• Problem to solve: Copy every line that contains the string "https" from the entries below.
------------------------------------------------------------------------
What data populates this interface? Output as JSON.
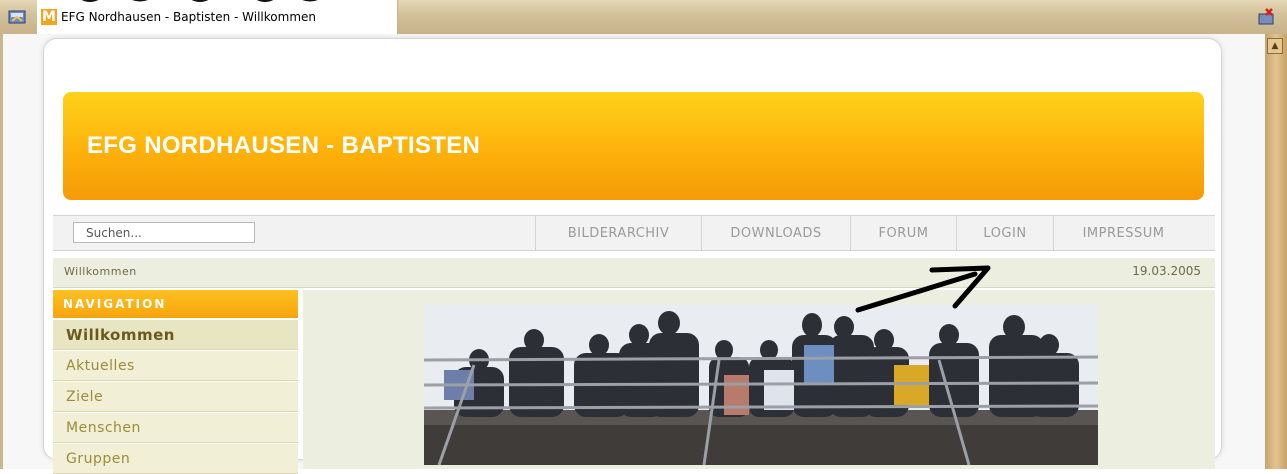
{
  "window": {
    "tab_title": "EFG Nordhausen - Baptisten - Willkommen",
    "tab_icon": "M"
  },
  "header": {
    "site_title": "EFG NORDHAUSEN - BAPTISTEN"
  },
  "search": {
    "value": "Suchen..."
  },
  "menu": {
    "items": [
      {
        "label": "BILDERARCHIV"
      },
      {
        "label": "DOWNLOADS"
      },
      {
        "label": "FORUM"
      },
      {
        "label": "LOGIN"
      },
      {
        "label": "IMPRESSUM"
      }
    ]
  },
  "breadcrumb": {
    "current": "Willkommen",
    "date": "19.03.2005"
  },
  "navigation": {
    "heading": "NAVIGATION",
    "items": [
      {
        "label": "Willkommen",
        "active": true
      },
      {
        "label": "Aktuelles"
      },
      {
        "label": "Ziele"
      },
      {
        "label": "Menschen"
      },
      {
        "label": "Gruppen"
      }
    ]
  },
  "colors": {
    "banner_top": "#ffd21a",
    "banner_bottom": "#f59a08",
    "nav_text": "#9d8a3a",
    "menu_text": "#9a9a9a"
  }
}
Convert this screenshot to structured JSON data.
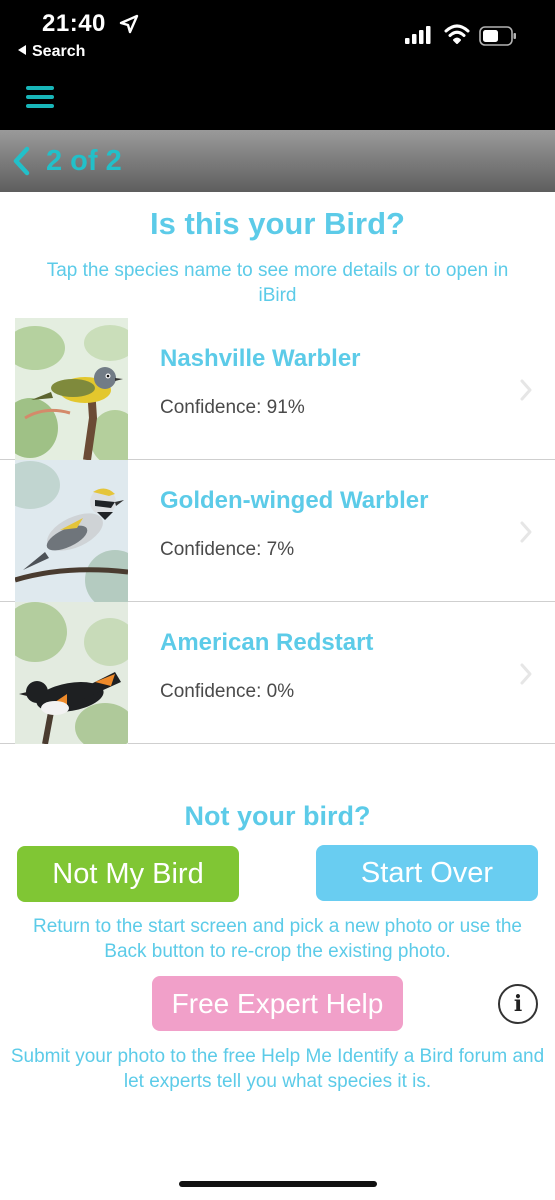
{
  "status_bar": {
    "time": "21:40",
    "back_label": "Search"
  },
  "nav": {
    "pager": "2 of 2"
  },
  "header": {
    "title": "Is this your Bird?",
    "subtitle": "Tap the species name to see more details or to open in iBird"
  },
  "results": [
    {
      "name": "Nashville Warbler",
      "confidence": "Confidence: 91%"
    },
    {
      "name": "Golden-winged Warbler",
      "confidence": "Confidence: 7%"
    },
    {
      "name": "American Redstart",
      "confidence": "Confidence: 0%"
    }
  ],
  "footer": {
    "question": "Not your bird?",
    "not_my_bird_label": "Not My Bird",
    "start_over_label": "Start Over",
    "return_text": "Return to the start screen and pick a new photo or use the Back button to re-crop the existing photo.",
    "expert_help_label": "Free Expert Help",
    "info_label": "i",
    "expert_text": "Submit your photo to the free Help Me Identify a Bird forum and let experts tell you what species it is."
  },
  "colors": {
    "accent_teal": "#22c0c9",
    "text_blue": "#5ccbe8",
    "green_button": "#80c634",
    "blue_button": "#69cdf1",
    "pink_button": "#f1a0c9"
  },
  "icons": [
    "location-arrow-icon",
    "signal-icon",
    "wifi-icon",
    "battery-icon",
    "hamburger-menu-icon",
    "chevron-left-icon",
    "chevron-right-icon",
    "info-icon"
  ]
}
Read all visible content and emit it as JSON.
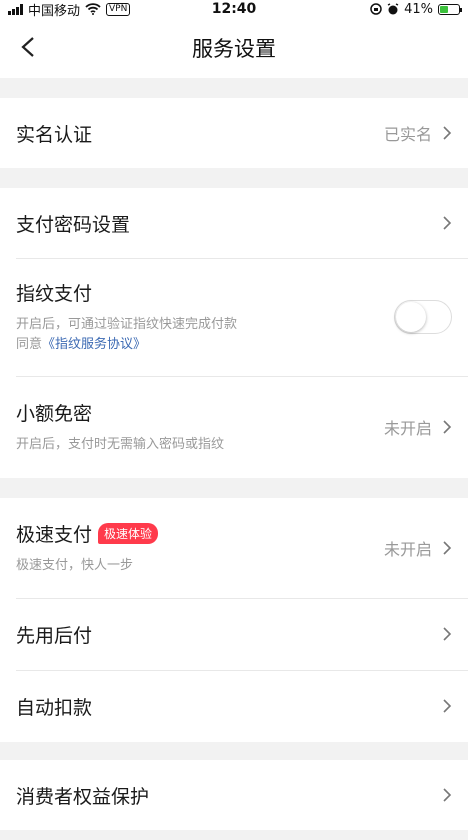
{
  "status_bar": {
    "carrier": "中国移动",
    "vpn": "VPN",
    "time": "12:40",
    "battery": "41%"
  },
  "nav": {
    "title": "服务设置"
  },
  "sections": {
    "real_name": {
      "title": "实名认证",
      "value": "已实名"
    },
    "pay_password": {
      "title": "支付密码设置"
    },
    "fingerprint": {
      "title": "指纹支付",
      "desc": "开启后，可通过验证指纹快速完成付款",
      "agree_prefix": "同意",
      "agree_link": "《指纹服务协议》",
      "enabled": false
    },
    "small_free": {
      "title": "小额免密",
      "desc": "开启后，支付时无需输入密码或指纹",
      "value": "未开启"
    },
    "fast_pay": {
      "title": "极速支付",
      "badge": "极速体验",
      "desc": "极速支付，快人一步",
      "value": "未开启"
    },
    "pay_later": {
      "title": "先用后付"
    },
    "auto_deduct": {
      "title": "自动扣款"
    },
    "consumer": {
      "title": "消费者权益保护"
    }
  }
}
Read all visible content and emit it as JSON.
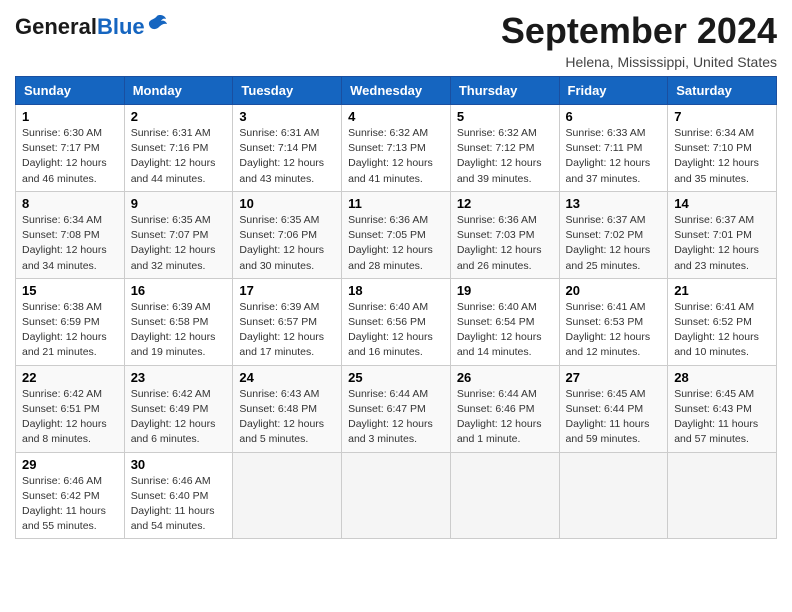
{
  "header": {
    "logo_general": "General",
    "logo_blue": "Blue",
    "month_year": "September 2024",
    "location": "Helena, Mississippi, United States"
  },
  "weekdays": [
    "Sunday",
    "Monday",
    "Tuesday",
    "Wednesday",
    "Thursday",
    "Friday",
    "Saturday"
  ],
  "weeks": [
    [
      {
        "day": "1",
        "lines": [
          "Sunrise: 6:30 AM",
          "Sunset: 7:17 PM",
          "Daylight: 12 hours",
          "and 46 minutes."
        ]
      },
      {
        "day": "2",
        "lines": [
          "Sunrise: 6:31 AM",
          "Sunset: 7:16 PM",
          "Daylight: 12 hours",
          "and 44 minutes."
        ]
      },
      {
        "day": "3",
        "lines": [
          "Sunrise: 6:31 AM",
          "Sunset: 7:14 PM",
          "Daylight: 12 hours",
          "and 43 minutes."
        ]
      },
      {
        "day": "4",
        "lines": [
          "Sunrise: 6:32 AM",
          "Sunset: 7:13 PM",
          "Daylight: 12 hours",
          "and 41 minutes."
        ]
      },
      {
        "day": "5",
        "lines": [
          "Sunrise: 6:32 AM",
          "Sunset: 7:12 PM",
          "Daylight: 12 hours",
          "and 39 minutes."
        ]
      },
      {
        "day": "6",
        "lines": [
          "Sunrise: 6:33 AM",
          "Sunset: 7:11 PM",
          "Daylight: 12 hours",
          "and 37 minutes."
        ]
      },
      {
        "day": "7",
        "lines": [
          "Sunrise: 6:34 AM",
          "Sunset: 7:10 PM",
          "Daylight: 12 hours",
          "and 35 minutes."
        ]
      }
    ],
    [
      {
        "day": "8",
        "lines": [
          "Sunrise: 6:34 AM",
          "Sunset: 7:08 PM",
          "Daylight: 12 hours",
          "and 34 minutes."
        ]
      },
      {
        "day": "9",
        "lines": [
          "Sunrise: 6:35 AM",
          "Sunset: 7:07 PM",
          "Daylight: 12 hours",
          "and 32 minutes."
        ]
      },
      {
        "day": "10",
        "lines": [
          "Sunrise: 6:35 AM",
          "Sunset: 7:06 PM",
          "Daylight: 12 hours",
          "and 30 minutes."
        ]
      },
      {
        "day": "11",
        "lines": [
          "Sunrise: 6:36 AM",
          "Sunset: 7:05 PM",
          "Daylight: 12 hours",
          "and 28 minutes."
        ]
      },
      {
        "day": "12",
        "lines": [
          "Sunrise: 6:36 AM",
          "Sunset: 7:03 PM",
          "Daylight: 12 hours",
          "and 26 minutes."
        ]
      },
      {
        "day": "13",
        "lines": [
          "Sunrise: 6:37 AM",
          "Sunset: 7:02 PM",
          "Daylight: 12 hours",
          "and 25 minutes."
        ]
      },
      {
        "day": "14",
        "lines": [
          "Sunrise: 6:37 AM",
          "Sunset: 7:01 PM",
          "Daylight: 12 hours",
          "and 23 minutes."
        ]
      }
    ],
    [
      {
        "day": "15",
        "lines": [
          "Sunrise: 6:38 AM",
          "Sunset: 6:59 PM",
          "Daylight: 12 hours",
          "and 21 minutes."
        ]
      },
      {
        "day": "16",
        "lines": [
          "Sunrise: 6:39 AM",
          "Sunset: 6:58 PM",
          "Daylight: 12 hours",
          "and 19 minutes."
        ]
      },
      {
        "day": "17",
        "lines": [
          "Sunrise: 6:39 AM",
          "Sunset: 6:57 PM",
          "Daylight: 12 hours",
          "and 17 minutes."
        ]
      },
      {
        "day": "18",
        "lines": [
          "Sunrise: 6:40 AM",
          "Sunset: 6:56 PM",
          "Daylight: 12 hours",
          "and 16 minutes."
        ]
      },
      {
        "day": "19",
        "lines": [
          "Sunrise: 6:40 AM",
          "Sunset: 6:54 PM",
          "Daylight: 12 hours",
          "and 14 minutes."
        ]
      },
      {
        "day": "20",
        "lines": [
          "Sunrise: 6:41 AM",
          "Sunset: 6:53 PM",
          "Daylight: 12 hours",
          "and 12 minutes."
        ]
      },
      {
        "day": "21",
        "lines": [
          "Sunrise: 6:41 AM",
          "Sunset: 6:52 PM",
          "Daylight: 12 hours",
          "and 10 minutes."
        ]
      }
    ],
    [
      {
        "day": "22",
        "lines": [
          "Sunrise: 6:42 AM",
          "Sunset: 6:51 PM",
          "Daylight: 12 hours",
          "and 8 minutes."
        ]
      },
      {
        "day": "23",
        "lines": [
          "Sunrise: 6:42 AM",
          "Sunset: 6:49 PM",
          "Daylight: 12 hours",
          "and 6 minutes."
        ]
      },
      {
        "day": "24",
        "lines": [
          "Sunrise: 6:43 AM",
          "Sunset: 6:48 PM",
          "Daylight: 12 hours",
          "and 5 minutes."
        ]
      },
      {
        "day": "25",
        "lines": [
          "Sunrise: 6:44 AM",
          "Sunset: 6:47 PM",
          "Daylight: 12 hours",
          "and 3 minutes."
        ]
      },
      {
        "day": "26",
        "lines": [
          "Sunrise: 6:44 AM",
          "Sunset: 6:46 PM",
          "Daylight: 12 hours",
          "and 1 minute."
        ]
      },
      {
        "day": "27",
        "lines": [
          "Sunrise: 6:45 AM",
          "Sunset: 6:44 PM",
          "Daylight: 11 hours",
          "and 59 minutes."
        ]
      },
      {
        "day": "28",
        "lines": [
          "Sunrise: 6:45 AM",
          "Sunset: 6:43 PM",
          "Daylight: 11 hours",
          "and 57 minutes."
        ]
      }
    ],
    [
      {
        "day": "29",
        "lines": [
          "Sunrise: 6:46 AM",
          "Sunset: 6:42 PM",
          "Daylight: 11 hours",
          "and 55 minutes."
        ]
      },
      {
        "day": "30",
        "lines": [
          "Sunrise: 6:46 AM",
          "Sunset: 6:40 PM",
          "Daylight: 11 hours",
          "and 54 minutes."
        ]
      },
      null,
      null,
      null,
      null,
      null
    ]
  ]
}
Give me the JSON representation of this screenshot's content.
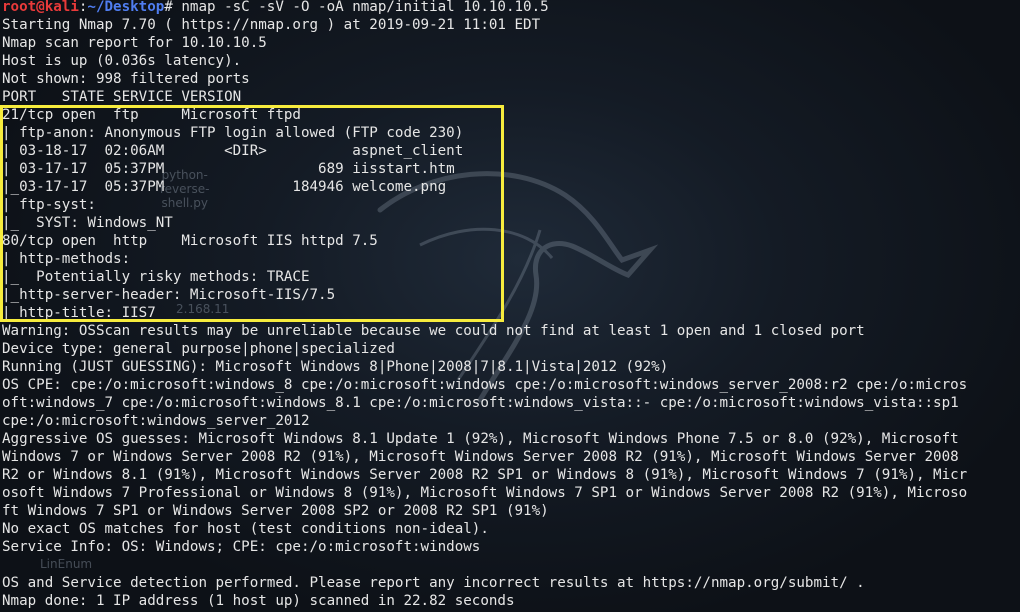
{
  "prompt": {
    "user_host": "root@kali",
    "separator": ":",
    "path": "~/Desktop",
    "symbol": "#",
    "command": " nmap -sC -sV -O -oA nmap/initial 10.10.10.5"
  },
  "desktop_ghosts": {
    "python_script": "python-\nreverse-\nshell.py",
    "linenum": "LinEnum",
    "ip_fragment": "2.168.11"
  },
  "output_lines": [
    "Starting Nmap 7.70 ( https://nmap.org ) at 2019-09-21 11:01 EDT",
    "Nmap scan report for 10.10.10.5",
    "Host is up (0.036s latency).",
    "Not shown: 998 filtered ports",
    "PORT   STATE SERVICE VERSION",
    "21/tcp open  ftp     Microsoft ftpd",
    "| ftp-anon: Anonymous FTP login allowed (FTP code 230)",
    "| 03-18-17  02:06AM       <DIR>          aspnet_client",
    "| 03-17-17  05:37PM                  689 iisstart.htm",
    "|_03-17-17  05:37PM               184946 welcome.png",
    "| ftp-syst: ",
    "|_  SYST: Windows_NT",
    "80/tcp open  http    Microsoft IIS httpd 7.5",
    "| http-methods: ",
    "|_  Potentially risky methods: TRACE",
    "|_http-server-header: Microsoft-IIS/7.5",
    "|_http-title: IIS7",
    "Warning: OSScan results may be unreliable because we could not find at least 1 open and 1 closed port",
    "Device type: general purpose|phone|specialized",
    "Running (JUST GUESSING): Microsoft Windows 8|Phone|2008|7|8.1|Vista|2012 (92%)",
    "OS CPE: cpe:/o:microsoft:windows_8 cpe:/o:microsoft:windows cpe:/o:microsoft:windows_server_2008:r2 cpe:/o:micros",
    "oft:windows_7 cpe:/o:microsoft:windows_8.1 cpe:/o:microsoft:windows_vista::- cpe:/o:microsoft:windows_vista::sp1",
    "cpe:/o:microsoft:windows_server_2012",
    "Aggressive OS guesses: Microsoft Windows 8.1 Update 1 (92%), Microsoft Windows Phone 7.5 or 8.0 (92%), Microsoft",
    "Windows 7 or Windows Server 2008 R2 (91%), Microsoft Windows Server 2008 R2 (91%), Microsoft Windows Server 2008",
    "R2 or Windows 8.1 (91%), Microsoft Windows Server 2008 R2 SP1 or Windows 8 (91%), Microsoft Windows 7 (91%), Micr",
    "osoft Windows 7 Professional or Windows 8 (91%), Microsoft Windows 7 SP1 or Windows Server 2008 R2 (91%), Microso",
    "ft Windows 7 SP1 or Windows Server 2008 SP2 or 2008 R2 SP1 (91%)",
    "No exact OS matches for host (test conditions non-ideal).",
    "Service Info: OS: Windows; CPE: cpe:/o:microsoft:windows",
    "",
    "OS and Service detection performed. Please report any incorrect results at https://nmap.org/submit/ .",
    "Nmap done: 1 IP address (1 host up) scanned in 22.82 seconds"
  ],
  "colors": {
    "highlight_box": "#f7ec3d",
    "prompt_user": "#e83a3a",
    "prompt_path": "#4f7df0",
    "text": "#e6e6e6",
    "background": "#0d1117"
  }
}
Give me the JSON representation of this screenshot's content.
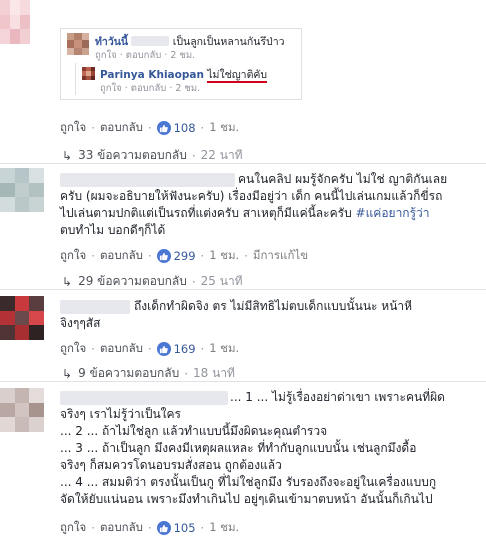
------------------------------------------------------------------------
• Result:
    "Starting Nmap 7.70 ( https://nmap.org ) at 2019-09-21 11:01 EDT",
    "OS and Service detection performed. Please report any incorrect results at https://nmap.org/submit/ .",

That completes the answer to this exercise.